▸ STATED TASK: Repeat, exactly and completely, the entries shown underneath.

Collected data entries
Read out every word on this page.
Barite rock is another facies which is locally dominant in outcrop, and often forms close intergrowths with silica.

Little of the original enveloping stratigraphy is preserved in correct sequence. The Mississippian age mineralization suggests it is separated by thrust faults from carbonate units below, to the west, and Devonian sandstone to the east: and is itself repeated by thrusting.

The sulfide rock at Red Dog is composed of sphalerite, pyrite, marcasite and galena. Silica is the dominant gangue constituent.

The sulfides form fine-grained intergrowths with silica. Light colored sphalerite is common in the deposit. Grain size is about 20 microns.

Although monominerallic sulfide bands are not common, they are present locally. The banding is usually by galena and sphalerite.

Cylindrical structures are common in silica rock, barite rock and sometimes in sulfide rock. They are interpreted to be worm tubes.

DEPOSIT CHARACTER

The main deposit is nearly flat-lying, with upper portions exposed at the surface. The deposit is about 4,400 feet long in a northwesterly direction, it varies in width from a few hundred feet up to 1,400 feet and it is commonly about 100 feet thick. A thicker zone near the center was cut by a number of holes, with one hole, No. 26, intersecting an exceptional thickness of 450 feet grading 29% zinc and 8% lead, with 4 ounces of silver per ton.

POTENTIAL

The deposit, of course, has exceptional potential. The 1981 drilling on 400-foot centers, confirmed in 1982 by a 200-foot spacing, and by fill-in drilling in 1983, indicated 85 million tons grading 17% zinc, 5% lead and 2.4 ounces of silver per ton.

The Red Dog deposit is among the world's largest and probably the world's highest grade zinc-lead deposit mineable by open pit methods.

▸ CORRECT RESPONSE:
Read out every word on this page.
Barite rock is another facies which is locally dominant in outcrop, and often forms close intergrowths with silica.

Little of the original enveloping stratigraphy is preserved in correct sequence. The Mississippian age mineralization suggests it is separated by thrust faults from carbonate units below, to the west, and Devonian sandstone to the east: and is itself repeated by thrusting.

The sulfide rock at Red Dog is composed of sphalerite, pyrite, marcasite and galena. Silica is the dominant gangue constituent.

The sulfides form fine-grained intergrowths with silica. Light colored sphalerite is common in the deposit. Grain size is about 20 microns.

Although monominerallic sulfide bands are not common, they are present locally. The banding is usually by galena and sphalerite.

Cylindrical structures are common in silica rock, barite rock and sometimes in sulfide rock. They are interpreted to be worm tubes.

DEPOSIT CHARACTER

The main deposit is nearly flat-lying, with upper portions exposed at the surface. The deposit is about 4,400 feet long in a northwesterly direction, it varies in width from a few hundred feet up to 1,400 feet and it is commonly about 100 feet thick. A thicker zone near the center was cut by a number of holes, with one hole, No. 26, intersecting an exceptional thickness of 450 feet grading 29% zinc and 8% lead, with 4 ounces of silver per ton.

POTENTIAL

The deposit, of course, has exceptional potential. The 1981 drilling on 400-foot centers, confirmed in 1982 by a 200-foot spacing, and by fill-in drilling in 1983, indicated 85 million tons grading 17% zinc, 5% lead and 2.4 ounces of silver per ton.

The Red Dog deposit is among the world's largest and probably the world's highest grade zinc-lead deposit mineable by open pit methods.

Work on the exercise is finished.